═════ GIVEN INFORMATION

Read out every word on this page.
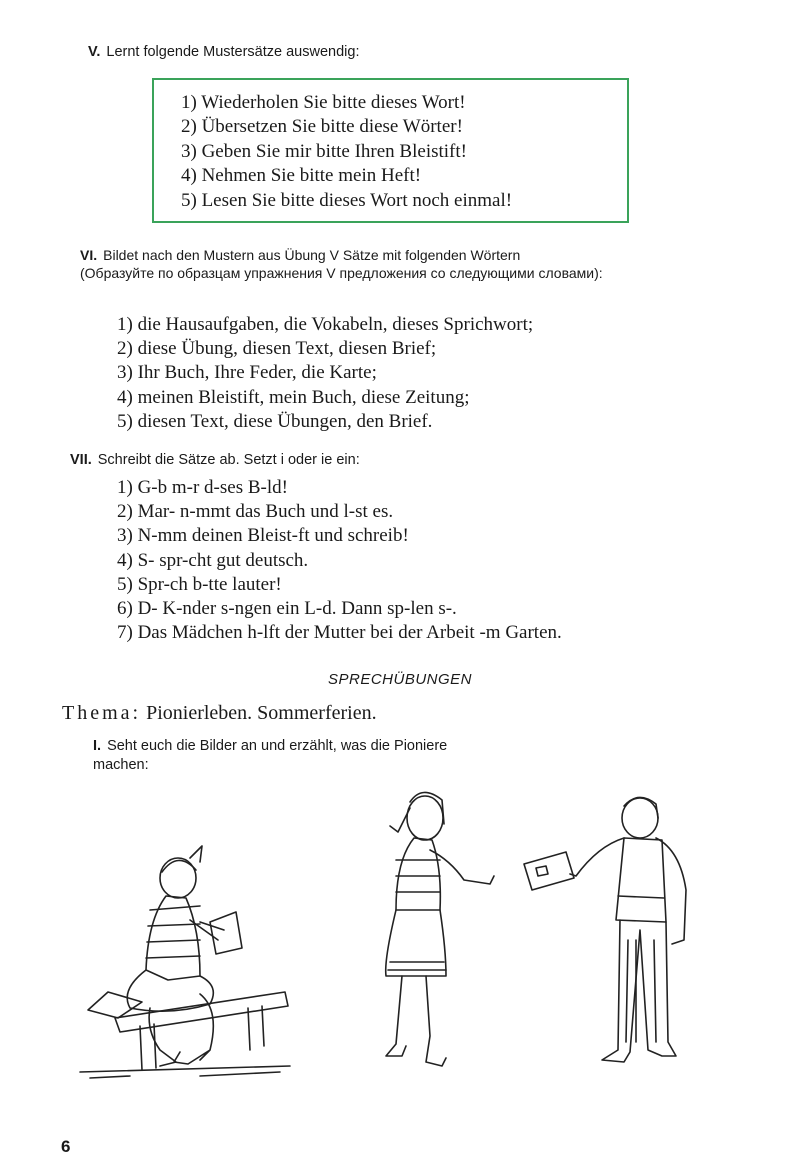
V. Lernt folgende Mustersätze auswendig:
1) Wiederholen Sie bitte dieses Wort!
2) Übersetzen Sie bitte diese Wörter!
3) Geben Sie mir bitte Ihren Bleistift!
4) Nehmen Sie bitte mein Heft!
5) Lesen Sie bitte dieses Wort noch einmal!
VI. Bildet nach den Mustern aus Übung V Sätze mit folgenden Wörtern
(Образуйте по образцам упражнения V предложения со следующими словами):
1) die Hausaufgaben, die Vokabeln, dieses Sprichwort;
2) diese Übung, diesen Text, diesen Brief;
3) Ihr Buch, Ihre Feder, die Karte;
4) meinen Bleistift, mein Buch, diese Zeitung;
5) diesen Text, diese Übungen, den Brief.
VII. Schreibt die Sätze ab. Setzt i oder ie ein:
1) G-b m-r d-ses B-ld!
2) Mar- n-mmt das Buch und l-st es.
3) N-mm deinen Bleist-ft und schreib!
4) S- spr-cht gut deutsch.
5) Spr-ch b-tte lauter!
6) D- K-nder s-ngen ein L-d. Dann sp-len s-.
7) Das Mädchen h-lft der Mutter bei der Arbeit -m Garten.
SPRECHÜBUNGEN
Thema: Pionierleben. Sommerferien.
I. Seht euch die Bilder an und erzählt, was die Pioniere machen:
6
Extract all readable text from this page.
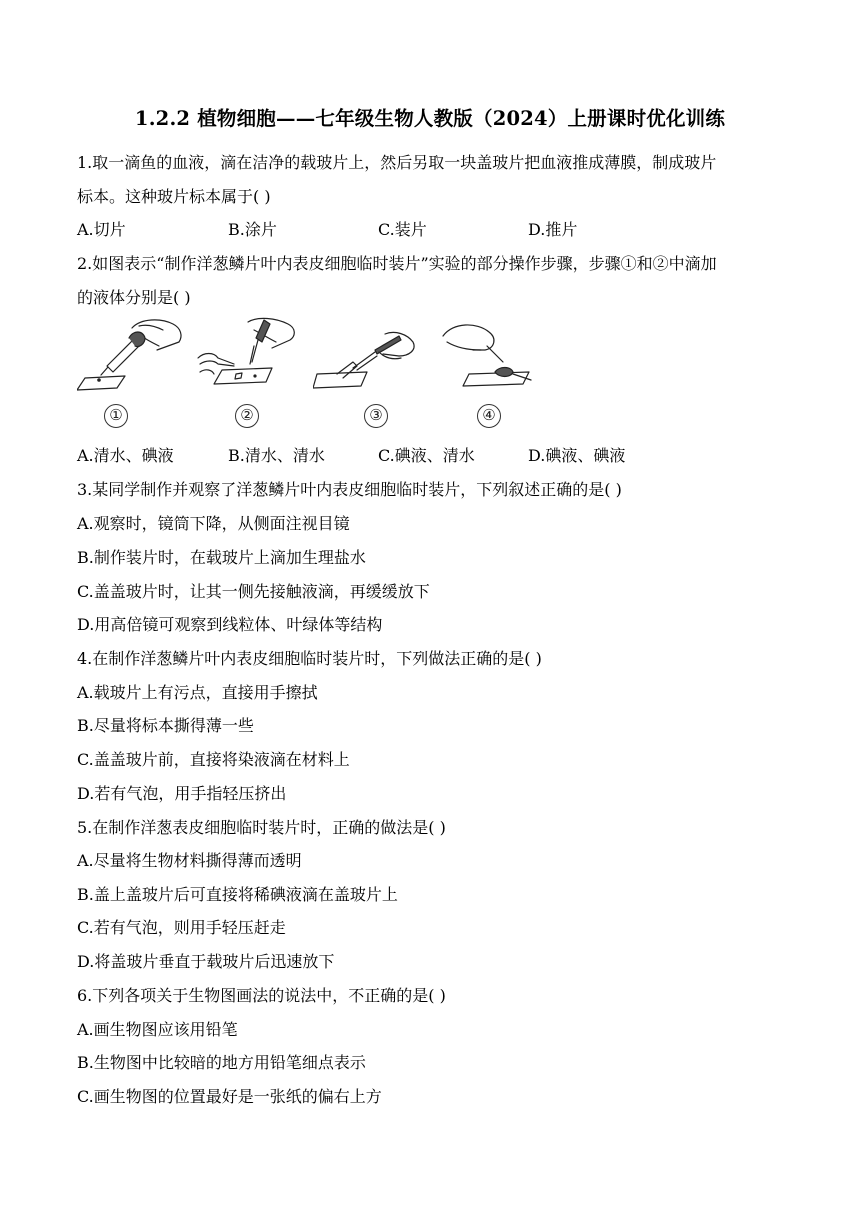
1.2.2 植物细胞——七年级生物人教版（2024）上册课时优化训练
1.取一滴鱼的血液，滴在洁净的载玻片上，然后另取一块盖玻片把血液推成薄膜，制成玻片
标本。这种玻片标本属于( )
A.切片	B.涂片	C.装片	D.推片
2.如图表示“制作洋葱鳞片叶内表皮细胞临时装片”实验的部分操作步骤，步骤①和②中滴加
的液体分别是( )
①	②	③	④
A.清水、碘液	B.清水、清水	C.碘液、清水	D.碘液、碘液
3.某同学制作并观察了洋葱鳞片叶内表皮细胞临时装片，下列叙述正确的是( )
A.观察时，镜筒下降，从侧面注视目镜
B.制作装片时，在载玻片上滴加生理盐水
C.盖盖玻片时，让其一侧先接触液滴，再缓缓放下
D.用高倍镜可观察到线粒体、叶绿体等结构
4.在制作洋葱鳞片叶内表皮细胞临时装片时，下列做法正确的是( )
A.载玻片上有污点，直接用手擦拭
B.尽量将标本撕得薄一些
C.盖盖玻片前，直接将染液滴在材料上
D.若有气泡，用手指轻压挤出
5.在制作洋葱表皮细胞临时装片时，正确的做法是( )
A.尽量将生物材料撕得薄而透明
B.盖上盖玻片后可直接将稀碘液滴在盖玻片上
C.若有气泡，则用手轻压赶走
D.将盖玻片垂直于载玻片后迅速放下
6.下列各项关于生物图画法的说法中，不正确的是( )
A.画生物图应该用铅笔
B.生物图中比较暗的地方用铅笔细点表示
C.画生物图的位置最好是一张纸的偏右上方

══════════

* INSTRUCTIONS FOR THE TASK *
Pick out the lines that have the word "Brief". Copy them all.

* COMPLETE ANSWER *
2) diese Übung, diesen Text, diesen Brief;
5) diesen Text, diese Übungen, den Brief.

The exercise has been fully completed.